__Text passage__
We used an anchored multiplex polymerase chain reaction (AMP) assay to screen for NTRK1 rearrangements (Zheng et al., Nature Medicine 2014). Among over 663 NSCLC cases screened, we identified one positive case in which the 3’ end of SQSTM1 exon 6 was fused to the 5’ end of NTRK1 exon 10, leading to an SQSTM1-NTRK1 fusion transcript. We enrolled the patient onto the Phase 1 dose escalation study of entrectinib in adult patients with locally advanced or metastatic tumors (NCT02097810). The dose of entrectinib was 400 mg/m (750 mg) once daily. We assessed safety of entrectinib and response to treatment using RECIST 1.1.
The patient is a 46 yo male with a 30 pack year smoking history who was first diagnosed with metastatic NSCLC in November 2013. Prior therapies included carboplatin/pemetrexed, pembrolizumab, docetaxel, and vinorelbine. At the time of study enrollment, the patient had an ECOG performance status of 2 and required supplemental oxygen at a rate of 3 liters per minute by nasal cannula. He reported significant pain and dyspnea due to widely metastatic disease, including a large left hilar mass narrowing the left upper lobe bronchus and obstructing the left lower lobe bronchus, extensive and palpable neck and chest lymphadenopathy, and a palpable expansile left chest wall mass. Staging head CT also revealed numerous (15 to 20) asymptomatic brain metastases measuring up to 1.7 cm that had not been previously treated. The patient was started on entrectinib and tolerated the study medication well, with one adverse event of grade 1 dysgeusia, which resolved after two weeks. Within three weeks of starting treatment, the patient reported resolution of dyspnea and pain, and improvement in energy and appetite. He no longer required supplemental oxygen and all sites of palpable disease had improved or resolved. At four weeks of treatment, restaging CT scans demonstrated a partial response by RECIST of -47%, with significant regression or resolution of lymphadenopathy, reduction in size of the chest wall mass, and marked reexpansion of the left lung. Restaging of the CNS by head CT demonstrated near complete resolution of previously visualized brain metastases.

__Activities__
1/ What adverse event did the patient have on entrectinib, according to the case report?
2/ List every prior therapy the patient received, as named in the case report.
3/ Copy the stretch of the case report from "We used an anchored" through "using RECIST 1.1." word for word.
The records play no part in the case report.

__Extracted records__

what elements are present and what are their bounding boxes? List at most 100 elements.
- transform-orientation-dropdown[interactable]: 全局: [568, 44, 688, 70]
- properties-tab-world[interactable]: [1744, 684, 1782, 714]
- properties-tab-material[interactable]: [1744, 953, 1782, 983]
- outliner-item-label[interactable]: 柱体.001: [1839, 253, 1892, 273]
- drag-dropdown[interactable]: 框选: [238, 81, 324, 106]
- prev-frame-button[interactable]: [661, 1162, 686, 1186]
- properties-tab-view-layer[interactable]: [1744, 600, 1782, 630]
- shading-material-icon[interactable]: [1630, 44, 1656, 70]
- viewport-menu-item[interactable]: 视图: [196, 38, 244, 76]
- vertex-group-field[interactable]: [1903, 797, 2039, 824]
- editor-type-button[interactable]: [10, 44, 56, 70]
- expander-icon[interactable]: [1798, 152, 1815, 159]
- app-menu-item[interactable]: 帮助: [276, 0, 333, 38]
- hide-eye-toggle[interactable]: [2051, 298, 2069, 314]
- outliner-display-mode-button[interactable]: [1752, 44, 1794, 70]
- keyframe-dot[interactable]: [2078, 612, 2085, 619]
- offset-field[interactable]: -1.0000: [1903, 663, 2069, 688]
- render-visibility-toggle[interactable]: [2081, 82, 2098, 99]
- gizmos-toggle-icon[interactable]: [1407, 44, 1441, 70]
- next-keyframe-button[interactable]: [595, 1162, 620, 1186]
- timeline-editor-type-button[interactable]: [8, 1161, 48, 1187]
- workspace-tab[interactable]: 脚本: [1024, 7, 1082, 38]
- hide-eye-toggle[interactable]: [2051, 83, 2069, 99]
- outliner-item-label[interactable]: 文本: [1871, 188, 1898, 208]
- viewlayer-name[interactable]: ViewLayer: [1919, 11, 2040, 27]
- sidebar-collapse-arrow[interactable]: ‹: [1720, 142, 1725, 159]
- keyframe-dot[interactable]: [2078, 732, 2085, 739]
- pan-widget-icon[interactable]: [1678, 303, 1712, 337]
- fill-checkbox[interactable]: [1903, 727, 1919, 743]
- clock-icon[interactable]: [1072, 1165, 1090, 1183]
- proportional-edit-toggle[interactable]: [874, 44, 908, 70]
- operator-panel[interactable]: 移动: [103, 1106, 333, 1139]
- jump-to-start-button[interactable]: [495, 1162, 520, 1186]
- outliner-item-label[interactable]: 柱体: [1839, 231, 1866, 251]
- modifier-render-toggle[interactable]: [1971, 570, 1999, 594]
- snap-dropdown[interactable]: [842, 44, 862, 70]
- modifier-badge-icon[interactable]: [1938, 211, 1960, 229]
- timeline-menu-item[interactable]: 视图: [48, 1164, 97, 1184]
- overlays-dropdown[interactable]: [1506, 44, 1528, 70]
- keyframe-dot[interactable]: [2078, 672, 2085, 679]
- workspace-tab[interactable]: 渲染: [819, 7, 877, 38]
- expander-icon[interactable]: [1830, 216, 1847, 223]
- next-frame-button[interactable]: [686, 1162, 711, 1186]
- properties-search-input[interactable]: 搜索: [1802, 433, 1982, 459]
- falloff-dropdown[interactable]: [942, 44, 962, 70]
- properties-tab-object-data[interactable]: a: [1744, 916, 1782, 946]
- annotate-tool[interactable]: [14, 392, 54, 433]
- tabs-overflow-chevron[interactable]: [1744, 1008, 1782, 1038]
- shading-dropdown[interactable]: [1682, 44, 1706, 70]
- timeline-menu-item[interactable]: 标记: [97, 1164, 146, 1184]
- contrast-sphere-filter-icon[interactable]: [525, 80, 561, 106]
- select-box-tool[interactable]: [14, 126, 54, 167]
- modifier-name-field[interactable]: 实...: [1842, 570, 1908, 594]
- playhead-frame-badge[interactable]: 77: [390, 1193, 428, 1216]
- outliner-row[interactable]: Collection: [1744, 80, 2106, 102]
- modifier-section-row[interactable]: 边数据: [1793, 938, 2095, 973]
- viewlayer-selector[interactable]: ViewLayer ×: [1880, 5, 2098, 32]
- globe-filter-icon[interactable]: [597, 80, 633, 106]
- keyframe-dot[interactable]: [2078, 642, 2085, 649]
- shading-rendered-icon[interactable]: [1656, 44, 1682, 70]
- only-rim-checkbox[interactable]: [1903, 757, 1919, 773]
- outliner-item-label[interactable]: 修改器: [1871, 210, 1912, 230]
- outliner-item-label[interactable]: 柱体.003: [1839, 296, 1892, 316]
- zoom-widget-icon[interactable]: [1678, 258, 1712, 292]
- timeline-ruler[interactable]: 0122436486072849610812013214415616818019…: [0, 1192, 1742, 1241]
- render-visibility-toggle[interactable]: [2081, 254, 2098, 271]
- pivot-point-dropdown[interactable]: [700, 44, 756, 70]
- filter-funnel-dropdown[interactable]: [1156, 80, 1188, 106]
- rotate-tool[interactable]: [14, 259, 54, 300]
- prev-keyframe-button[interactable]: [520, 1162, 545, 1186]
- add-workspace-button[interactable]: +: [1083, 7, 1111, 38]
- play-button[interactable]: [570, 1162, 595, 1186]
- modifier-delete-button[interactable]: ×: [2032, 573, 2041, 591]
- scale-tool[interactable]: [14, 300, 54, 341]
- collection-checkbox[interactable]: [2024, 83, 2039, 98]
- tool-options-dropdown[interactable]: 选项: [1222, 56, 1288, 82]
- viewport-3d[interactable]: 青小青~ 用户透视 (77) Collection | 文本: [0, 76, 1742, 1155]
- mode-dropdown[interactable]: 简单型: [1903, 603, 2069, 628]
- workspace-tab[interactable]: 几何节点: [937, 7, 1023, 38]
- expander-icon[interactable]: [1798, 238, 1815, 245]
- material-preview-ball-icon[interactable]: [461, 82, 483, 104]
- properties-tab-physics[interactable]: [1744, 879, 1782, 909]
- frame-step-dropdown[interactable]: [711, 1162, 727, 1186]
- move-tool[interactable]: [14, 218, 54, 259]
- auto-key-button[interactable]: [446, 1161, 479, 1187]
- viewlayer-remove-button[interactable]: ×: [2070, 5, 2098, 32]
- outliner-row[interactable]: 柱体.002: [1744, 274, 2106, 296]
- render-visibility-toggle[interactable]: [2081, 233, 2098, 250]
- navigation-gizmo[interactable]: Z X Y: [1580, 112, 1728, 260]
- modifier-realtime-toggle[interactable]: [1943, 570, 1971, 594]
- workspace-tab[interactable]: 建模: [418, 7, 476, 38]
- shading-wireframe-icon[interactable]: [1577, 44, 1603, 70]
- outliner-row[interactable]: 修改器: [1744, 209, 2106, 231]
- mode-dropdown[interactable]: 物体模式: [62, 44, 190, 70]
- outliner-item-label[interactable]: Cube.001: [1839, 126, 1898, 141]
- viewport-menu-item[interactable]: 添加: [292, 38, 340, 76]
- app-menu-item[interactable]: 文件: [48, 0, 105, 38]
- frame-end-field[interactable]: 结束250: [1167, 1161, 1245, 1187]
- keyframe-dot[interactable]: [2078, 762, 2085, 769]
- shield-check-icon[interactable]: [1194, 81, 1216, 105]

__Task-by-task results__
1/ Grade 1 dysgeusia, which resolved after two weeks.

2/ Carboplatin/pemetrexed, pembrolizumab, docetaxel, vinorelbine

3/
We used an anchored multiplex polymerase chain reaction (AMP) assay to screen for NTRK1 rearrangements (Zheng et al., Nature Medicine 2014). Among over 663 NSCLC cases screened, we identified one positive case in which the 3’ end of SQSTM1 exon 6 was fused to the 5’ end of NTRK1 exon 10, leading to an SQSTM1-NTRK1 fusion transcript. We enrolled the patient onto the Phase 1 dose escalation study of entrectinib in adult patients with locally advanced or metastatic tumors (NCT02097810). The dose of entrectinib was 400 mg/m (750 mg) once daily. We assessed safety of entrectinib and response to treatment using RECIST 1.1.